What to produce: Search the data for the string "every" and gather each line it is in.
*** Opening of Material supplied ***
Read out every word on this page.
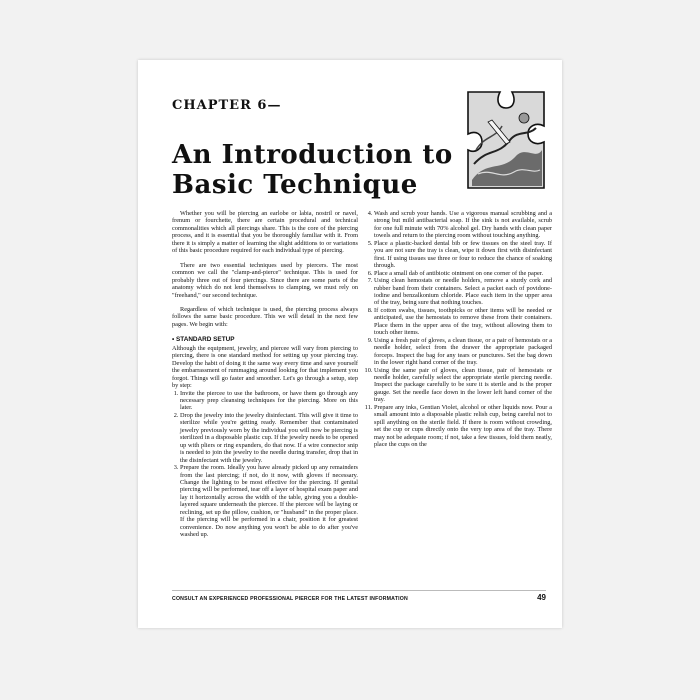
CHAPTER 6—
An Introduction to
Basic Technique

Whether you will be piercing an earlobe or labia, nostril or navel, frenum or fourchette, there are certain procedural and technical commonalities which all piercings share. This is the core of the piercing process, and it is essential that you be thoroughly familiar with it. From there it is simply a matter of learning the slight additions to or variations of this basic procedure required for each individual type of piercing.

There are two essential techniques used by piercers. The most common we call the "clamp-and-pierce" technique. This is used for probably three out of four piercings. Since there are some parts of the anatomy which do not lend themselves to clamping, we must rely on "freehand," our second technique.

Regardless of which technique is used, the piercing process always follows the same basic procedure. This we will detail in the next few pages. We begin with:

• STANDARD SETUP

Although the equipment, jewelry, and piercee will vary from piercing to piercing, there is one standard method for setting up your piercing tray. Develop the habit of doing it the same way every time and save yourself the embarrassment of rummaging around looking for that implement you forgot. Things will go faster and smoother. Let's go through a setup, step by step:

1. Invite the piercee to use the bathroom, or have them go through any necessary prep cleansing techniques for the piercing. More on this later.
2. Drop the jewelry into the jewelry disinfectant. This will give it time to sterilize while you're getting ready. Remember that contaminated jewelry previously worn by the individual you will now be piercing is sterilized in a disposable plastic cup. If the jewelry needs to be opened up with pliers or ring expanders, do that now. If a wire connector snip is needed to join the jewelry to the needle during transfer, drop that in the disinfectant with the jewelry.
3. Prepare the room. Ideally you have already picked up any remainders from the last piercing; if not, do it now, with gloves if necessary. Change the lighting to be most effective for the piercing. If genital piercing will be performed, tear off a layer of hospital exam paper and lay it horizontally across the width of the table, giving you a double-layered square underneath the piercee. If the piercee will be laying or reclining, set up the pillow, cushion, or "husband" in the proper place. If the piercing will be performed in a chair, position it for greatest convenience. Do now anything you won't be able to do after you've washed up.
4. Wash and scrub your hands. Use a vigorous manual scrubbing and a strong but mild antibacterial soap. If the sink is not available, scrub for one full minute with 70% alcohol gel. Dry hands with clean paper towels and return to the piercing room without touching anything.
5. Place a plastic-backed dental bib or few tissues on the steel tray. If you are not sure the tray is clean, wipe it down first with disinfectant first. If using tissues use three or four to reduce the chance of soaking through.
6. Place a small dab of antibiotic ointment on one corner of the paper.
7. Using clean hemostats or needle holders, remove a sturdy cork and rubber band from their containers. Select a packet each of povidone-iodine and benzalkonium chloride. Place each item in the upper area of the tray, being sure that nothing touches.
8. If cotton swabs, tissues, toothpicks or other items will be needed or anticipated, use the hemostats to remove these from their containers. Place them in the upper area of the tray, without allowing them to touch other items.
9. Using a fresh pair of gloves, a clean tissue, or a pair of hemostats or a needle holder, select from the drawer the appropriate packaged forceps. Inspect the bag for any tears or punctures. Set the bag down in the lower right hand corner of the tray.
10. Using the same pair of gloves, clean tissue, pair of hemostats or needle holder, carefully select the appropriate sterile piercing needle. Inspect the package carefully to be sure it is sterile and is the proper gauge. Set the needle face down in the lower left hand corner of the tray.
11. Prepare any inks, Gentian Violet, alcohol or other liquids now. Pour a small amount into a disposable plastic relish cup, being careful not to spill anything on the sterile field. If there is room without crowding, set the cup or cups directly onto the very top area of the tray. There may not be adequate room; if not, take a few tissues, fold them neatly, place the cups on the
CONSULT AN EXPERIENCED PROFESSIONAL PIERCER FOR THE LATEST INFORMATION	49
*** Close of Material supplied ***
Result:
Read out every word on this page.
Although the equipment, jewelry, and piercee will vary from piercing to piercing, there is one standard method for setting up your piercing tray. Develop the habit of doing it the same way every time and save yourself the embarrassment of rummaging around looking for that implement you forgot. Things will go faster and smoother. Let's go through a setup, step by step:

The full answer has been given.